Data entries
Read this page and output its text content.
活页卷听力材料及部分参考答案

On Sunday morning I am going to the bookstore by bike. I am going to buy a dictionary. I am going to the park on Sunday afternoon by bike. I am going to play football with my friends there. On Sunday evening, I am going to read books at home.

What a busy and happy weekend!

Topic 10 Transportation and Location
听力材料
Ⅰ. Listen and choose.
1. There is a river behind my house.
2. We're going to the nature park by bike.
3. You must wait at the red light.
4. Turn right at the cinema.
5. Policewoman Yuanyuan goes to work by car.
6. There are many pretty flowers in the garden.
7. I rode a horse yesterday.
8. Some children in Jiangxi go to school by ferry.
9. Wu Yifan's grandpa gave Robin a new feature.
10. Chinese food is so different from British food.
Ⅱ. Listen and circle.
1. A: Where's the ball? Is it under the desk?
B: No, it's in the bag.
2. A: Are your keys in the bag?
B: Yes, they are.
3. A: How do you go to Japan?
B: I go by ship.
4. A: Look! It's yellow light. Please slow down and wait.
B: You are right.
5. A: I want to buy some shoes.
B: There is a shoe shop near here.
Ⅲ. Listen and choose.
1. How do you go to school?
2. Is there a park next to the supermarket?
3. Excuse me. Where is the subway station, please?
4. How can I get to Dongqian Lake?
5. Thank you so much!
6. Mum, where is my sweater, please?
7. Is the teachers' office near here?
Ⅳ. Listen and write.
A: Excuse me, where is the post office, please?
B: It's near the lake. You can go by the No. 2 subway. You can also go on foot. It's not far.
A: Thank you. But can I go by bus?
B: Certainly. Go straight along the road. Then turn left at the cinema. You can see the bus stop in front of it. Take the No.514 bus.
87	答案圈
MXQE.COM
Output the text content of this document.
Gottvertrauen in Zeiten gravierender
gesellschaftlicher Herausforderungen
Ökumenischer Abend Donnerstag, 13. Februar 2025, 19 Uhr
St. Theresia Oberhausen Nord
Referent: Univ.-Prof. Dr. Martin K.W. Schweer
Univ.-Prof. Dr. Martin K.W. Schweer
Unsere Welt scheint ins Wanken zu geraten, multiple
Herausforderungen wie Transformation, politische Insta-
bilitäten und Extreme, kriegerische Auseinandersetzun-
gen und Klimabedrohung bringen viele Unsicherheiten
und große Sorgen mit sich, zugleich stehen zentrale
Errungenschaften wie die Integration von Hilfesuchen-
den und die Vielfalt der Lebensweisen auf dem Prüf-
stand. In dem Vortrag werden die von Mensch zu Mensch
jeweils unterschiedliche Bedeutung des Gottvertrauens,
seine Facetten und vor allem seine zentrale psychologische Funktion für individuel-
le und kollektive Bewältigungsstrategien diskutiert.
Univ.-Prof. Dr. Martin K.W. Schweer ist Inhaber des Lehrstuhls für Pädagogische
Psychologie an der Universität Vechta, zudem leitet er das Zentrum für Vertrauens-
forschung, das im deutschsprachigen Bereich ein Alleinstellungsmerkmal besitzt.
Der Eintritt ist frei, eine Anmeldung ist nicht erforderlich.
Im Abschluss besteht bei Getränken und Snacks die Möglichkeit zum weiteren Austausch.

▶ _Exercise aim_:
Copy all the entries verbatim.

▶ _Solution below_:
Read this page and output its text content.
活页卷听力材料及部分参考答案

On Sunday morning I am going to the bookstore by bike. I am going to buy a dictionary. I am going to the park on Sunday afternoon by bike. I am going to play football with my friends there. On Sunday evening, I am going to read books at home.

What a busy and happy weekend!

Topic 10 Transportation and Location
听力材料
Ⅰ. Listen and choose.
1. There is a river behind my house.
2. We're going to the nature park by bike.
3. You must wait at the red light.
4. Turn right at the cinema.
5. Policewoman Yuanyuan goes to work by car.
6. There are many pretty flowers in the garden.
7. I rode a horse yesterday.
8. Some children in Jiangxi go to school by ferry.
9. Wu Yifan's grandpa gave Robin a new feature.
10. Chinese food is so different from British food.
Ⅱ. Listen and circle.
1. A: Where's the ball? Is it under the desk?
B: No, it's in the bag.
2. A: Are your keys in the bag?
B: Yes, they are.
3. A: How do you go to Japan?
B: I go by ship.
4. A: Look! It's yellow light. Please slow down and wait.
B: You are right.
5. A: I want to buy some shoes.
B: There is a shoe shop near here.
Ⅲ. Listen and choose.
1. How do you go to school?
2. Is there a park next to the supermarket?
3. Excuse me. Where is the subway station, please?
4. How can I get to Dongqian Lake?
5. Thank you so much!
6. Mum, where is my sweater, please?
7. Is the teachers' office near here?
Ⅳ. Listen and write.
A: Excuse me, where is the post office, please?
B: It's near the lake. You can go by the No. 2 subway. You can also go on foot. It's not far.
A: Thank you. But can I go by bus?
B: Certainly. Go straight along the road. Then turn left at the cinema. You can see the bus stop in front of it. Take the No.514 bus.
87	答案圈
MXQE.COM
Output the text content of this document.
Gottvertrauen in Zeiten gravierender
gesellschaftlicher Herausforderungen
Ökumenischer Abend Donnerstag, 13. Februar 2025, 19 Uhr
St. Theresia Oberhausen Nord
Referent: Univ.-Prof. Dr. Martin K.W. Schweer
Univ.-Prof. Dr. Martin K.W. Schweer
Unsere Welt scheint ins Wanken zu geraten, multiple
Herausforderungen wie Transformation, politische Insta-
bilitäten und Extreme, kriegerische Auseinandersetzun-
gen und Klimabedrohung bringen viele Unsicherheiten
und große Sorgen mit sich, zugleich stehen zentrale
Errungenschaften wie die Integration von Hilfesuchen-
den und die Vielfalt der Lebensweisen auf dem Prüf-
stand. In dem Vortrag werden die von Mensch zu Mensch
jeweils unterschiedliche Bedeutung des Gottvertrauens,
seine Facetten und vor allem seine zentrale psychologische Funktion für individuel-
le und kollektive Bewältigungsstrategien diskutiert.
Univ.-Prof. Dr. Martin K.W. Schweer ist Inhaber des Lehrstuhls für Pädagogische
Psychologie an der Universität Vechta, zudem leitet er das Zentrum für Vertrauens-
forschung, das im deutschsprachigen Bereich ein Alleinstellungsmerkmal besitzt.
Der Eintritt ist frei, eine Anmeldung ist nicht erforderlich.
Im Abschluss besteht bei Getränken und Snacks die Möglichkeit zum weiteren Austausch.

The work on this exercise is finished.